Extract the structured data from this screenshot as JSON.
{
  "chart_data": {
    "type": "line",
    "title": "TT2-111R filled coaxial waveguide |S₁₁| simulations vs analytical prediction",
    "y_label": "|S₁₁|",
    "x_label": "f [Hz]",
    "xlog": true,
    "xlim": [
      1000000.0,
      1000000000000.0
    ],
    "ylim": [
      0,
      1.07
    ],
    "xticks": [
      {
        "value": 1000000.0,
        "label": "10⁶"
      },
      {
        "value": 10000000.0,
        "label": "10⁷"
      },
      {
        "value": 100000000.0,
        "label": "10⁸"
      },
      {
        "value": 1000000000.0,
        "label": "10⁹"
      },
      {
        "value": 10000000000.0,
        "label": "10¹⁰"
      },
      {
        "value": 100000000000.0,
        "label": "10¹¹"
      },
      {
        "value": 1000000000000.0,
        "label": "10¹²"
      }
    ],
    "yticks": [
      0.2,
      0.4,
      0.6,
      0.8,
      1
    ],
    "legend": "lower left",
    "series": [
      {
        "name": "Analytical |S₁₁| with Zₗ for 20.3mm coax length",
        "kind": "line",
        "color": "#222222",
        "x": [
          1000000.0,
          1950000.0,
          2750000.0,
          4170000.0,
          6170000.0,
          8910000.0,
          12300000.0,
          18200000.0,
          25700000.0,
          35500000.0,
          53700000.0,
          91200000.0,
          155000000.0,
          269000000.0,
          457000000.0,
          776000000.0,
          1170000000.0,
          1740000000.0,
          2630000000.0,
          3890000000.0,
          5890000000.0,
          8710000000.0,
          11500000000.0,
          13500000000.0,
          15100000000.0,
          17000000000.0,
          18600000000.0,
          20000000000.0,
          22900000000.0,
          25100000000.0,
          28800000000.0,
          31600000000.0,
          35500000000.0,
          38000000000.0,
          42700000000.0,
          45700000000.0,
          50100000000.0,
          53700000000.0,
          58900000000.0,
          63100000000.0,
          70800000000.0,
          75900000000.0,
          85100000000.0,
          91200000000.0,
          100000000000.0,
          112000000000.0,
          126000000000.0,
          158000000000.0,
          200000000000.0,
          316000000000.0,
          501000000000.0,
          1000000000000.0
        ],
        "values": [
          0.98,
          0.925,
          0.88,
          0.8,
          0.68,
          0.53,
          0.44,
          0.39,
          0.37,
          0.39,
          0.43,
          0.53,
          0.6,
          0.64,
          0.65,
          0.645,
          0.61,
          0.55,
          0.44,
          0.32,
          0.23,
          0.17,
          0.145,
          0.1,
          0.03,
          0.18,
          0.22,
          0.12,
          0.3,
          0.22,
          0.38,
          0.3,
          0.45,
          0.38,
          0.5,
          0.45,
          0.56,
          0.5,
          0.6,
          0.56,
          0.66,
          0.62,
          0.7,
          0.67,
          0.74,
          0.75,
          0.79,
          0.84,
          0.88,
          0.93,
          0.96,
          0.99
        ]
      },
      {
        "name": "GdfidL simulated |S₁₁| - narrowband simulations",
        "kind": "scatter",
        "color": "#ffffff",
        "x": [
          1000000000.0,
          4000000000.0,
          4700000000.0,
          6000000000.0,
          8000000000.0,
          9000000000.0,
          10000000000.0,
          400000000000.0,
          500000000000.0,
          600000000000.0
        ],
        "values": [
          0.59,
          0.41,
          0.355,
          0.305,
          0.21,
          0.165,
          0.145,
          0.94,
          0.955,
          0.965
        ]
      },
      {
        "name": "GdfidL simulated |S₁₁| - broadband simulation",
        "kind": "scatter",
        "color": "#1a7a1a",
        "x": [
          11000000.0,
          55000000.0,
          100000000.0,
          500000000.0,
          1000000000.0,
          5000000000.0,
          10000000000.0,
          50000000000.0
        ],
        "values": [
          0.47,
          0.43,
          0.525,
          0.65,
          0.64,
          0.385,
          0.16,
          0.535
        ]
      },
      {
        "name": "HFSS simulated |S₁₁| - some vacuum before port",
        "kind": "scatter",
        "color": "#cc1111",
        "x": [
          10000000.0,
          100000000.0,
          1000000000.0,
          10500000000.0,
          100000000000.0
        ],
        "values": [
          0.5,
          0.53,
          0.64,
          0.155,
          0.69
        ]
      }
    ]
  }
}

━━━

(TASK DETAILS)
Copy out every line in the entries above that holds "color".

(WORKED SOLUTION)
        "color": "#222222",
        "color": "#ffffff",
        "color": "#1a7a1a",
        "color": "#cc1111",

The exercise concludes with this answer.